## START INPUT MATERIAL
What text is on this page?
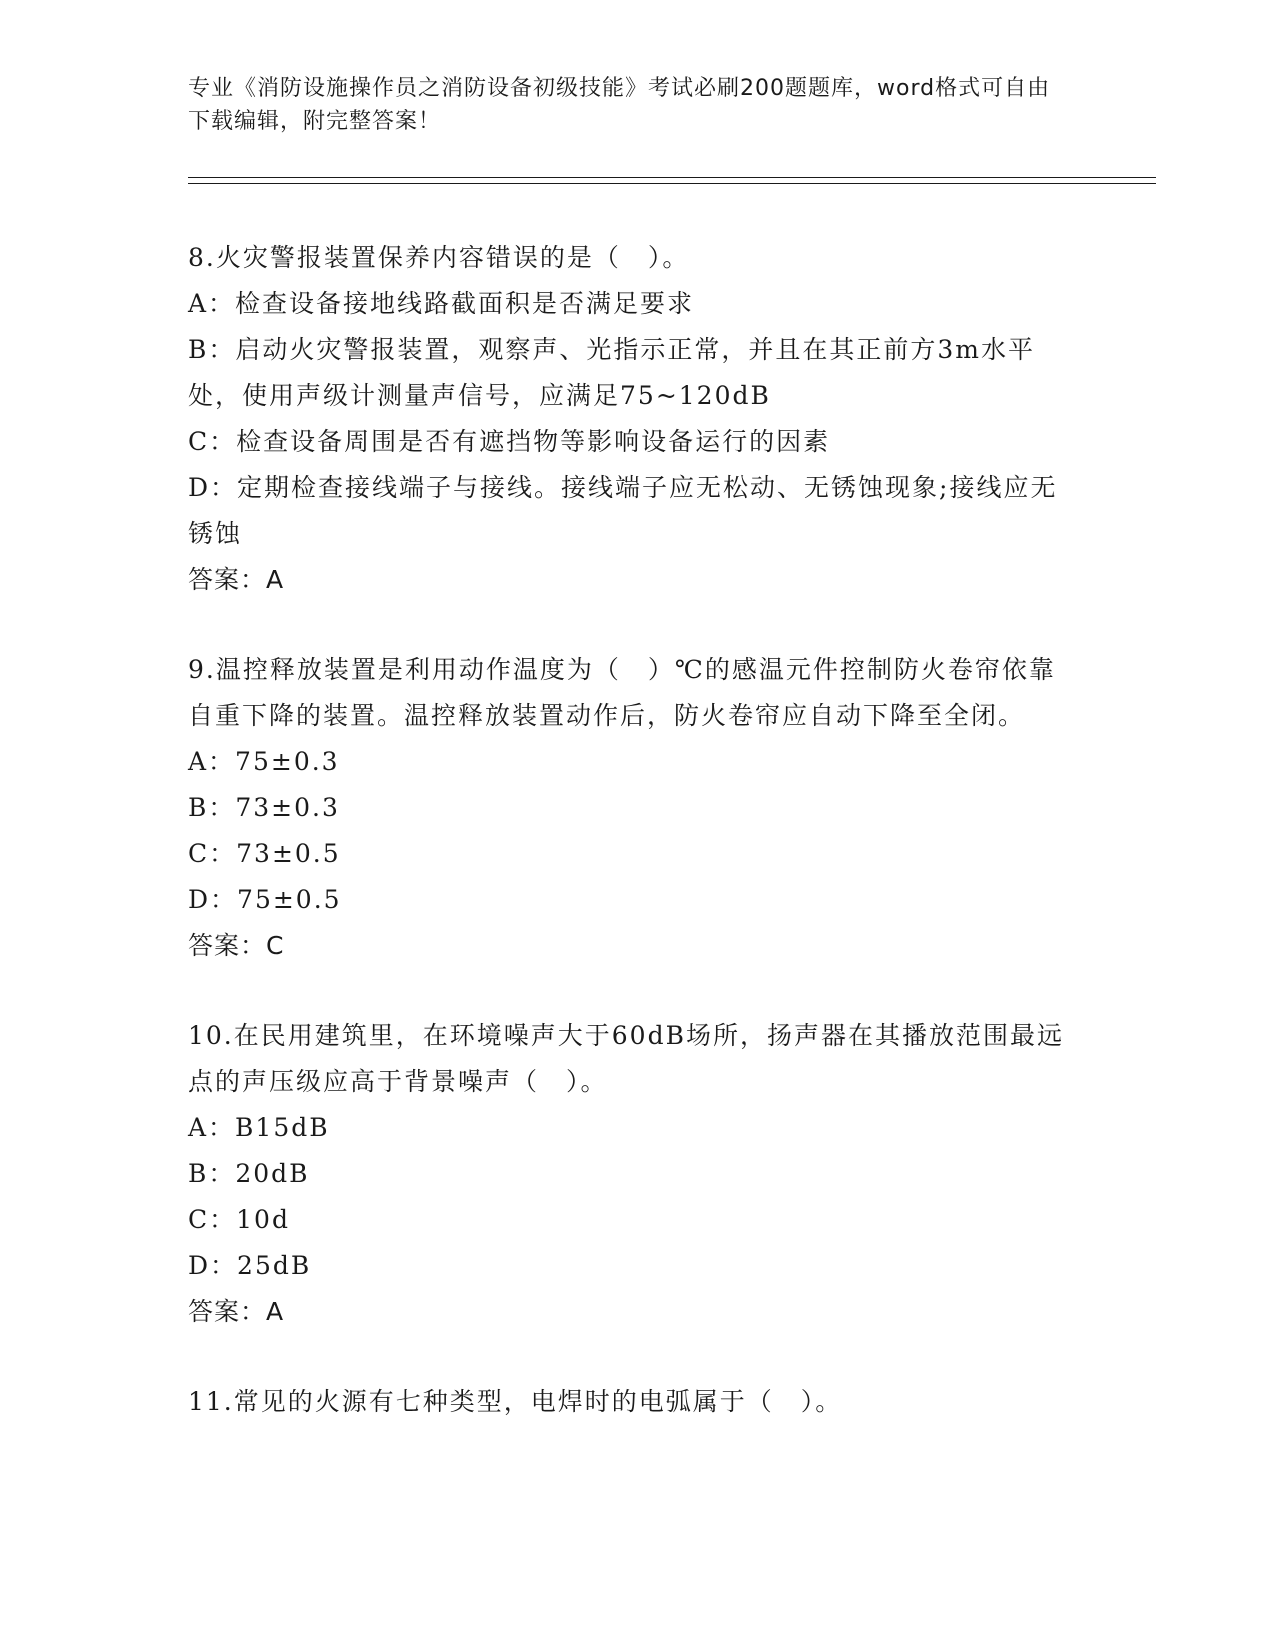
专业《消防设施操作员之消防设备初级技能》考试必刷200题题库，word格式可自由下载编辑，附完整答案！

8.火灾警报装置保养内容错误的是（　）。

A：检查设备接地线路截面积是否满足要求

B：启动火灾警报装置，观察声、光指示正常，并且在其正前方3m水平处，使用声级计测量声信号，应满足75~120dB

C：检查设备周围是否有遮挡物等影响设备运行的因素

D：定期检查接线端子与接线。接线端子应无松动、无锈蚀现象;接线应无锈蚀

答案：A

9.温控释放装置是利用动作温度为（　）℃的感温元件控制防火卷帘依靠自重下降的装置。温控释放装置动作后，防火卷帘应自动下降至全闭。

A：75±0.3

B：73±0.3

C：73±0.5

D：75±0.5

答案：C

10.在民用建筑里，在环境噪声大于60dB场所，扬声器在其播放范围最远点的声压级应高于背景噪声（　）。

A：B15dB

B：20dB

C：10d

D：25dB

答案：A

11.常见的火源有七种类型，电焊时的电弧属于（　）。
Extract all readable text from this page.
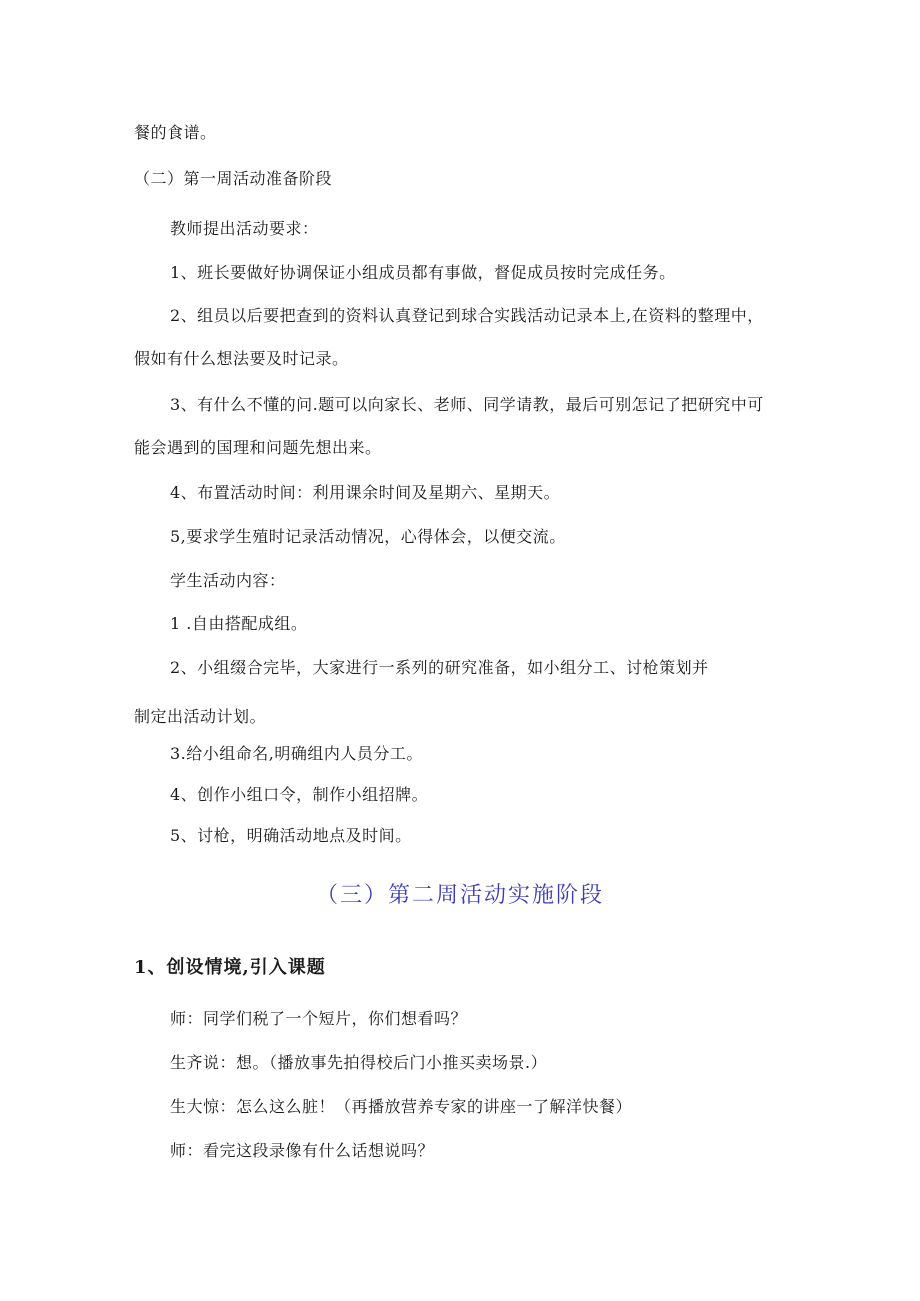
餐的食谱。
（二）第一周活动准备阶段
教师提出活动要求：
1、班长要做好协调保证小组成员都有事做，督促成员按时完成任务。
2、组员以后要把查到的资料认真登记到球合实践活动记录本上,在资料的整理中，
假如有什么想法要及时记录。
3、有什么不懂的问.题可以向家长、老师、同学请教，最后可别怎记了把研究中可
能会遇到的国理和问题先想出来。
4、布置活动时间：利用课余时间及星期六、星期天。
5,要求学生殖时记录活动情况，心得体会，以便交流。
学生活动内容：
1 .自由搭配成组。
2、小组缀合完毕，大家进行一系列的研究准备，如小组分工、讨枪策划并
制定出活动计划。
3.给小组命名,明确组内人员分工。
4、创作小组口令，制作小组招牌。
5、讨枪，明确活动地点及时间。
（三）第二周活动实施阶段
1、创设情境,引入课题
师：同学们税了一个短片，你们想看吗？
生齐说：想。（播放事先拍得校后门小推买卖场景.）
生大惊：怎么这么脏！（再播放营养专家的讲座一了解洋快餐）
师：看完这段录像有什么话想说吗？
## END INPUT MATERIAL
» INSTRUCTION:
Copy out, unchanged, the span of lines beginning with the one that includes "Extract all readable text from this page." and running through the final line of the material above. Leave the pictures out.

» EXPECTED OUTPUT:
Extract all readable text from this page.
餐的食谱。
（二）第一周活动准备阶段
教师提出活动要求：
1、班长要做好协调保证小组成员都有事做，督促成员按时完成任务。
2、组员以后要把查到的资料认真登记到球合实践活动记录本上,在资料的整理中，
假如有什么想法要及时记录。
3、有什么不懂的问.题可以向家长、老师、同学请教，最后可别怎记了把研究中可
能会遇到的国理和问题先想出来。
4、布置活动时间：利用课余时间及星期六、星期天。
5,要求学生殖时记录活动情况，心得体会，以便交流。
学生活动内容：
1 .自由搭配成组。
2、小组缀合完毕，大家进行一系列的研究准备，如小组分工、讨枪策划并
制定出活动计划。
3.给小组命名,明确组内人员分工。
4、创作小组口令，制作小组招牌。
5、讨枪，明确活动地点及时间。
（三）第二周活动实施阶段
1、创设情境,引入课题
师：同学们税了一个短片，你们想看吗？
生齐说：想。（播放事先拍得校后门小推买卖场景.）
生大惊：怎么这么脏！（再播放营养专家的讲座一了解洋快餐）
师：看完这段录像有什么话想说吗？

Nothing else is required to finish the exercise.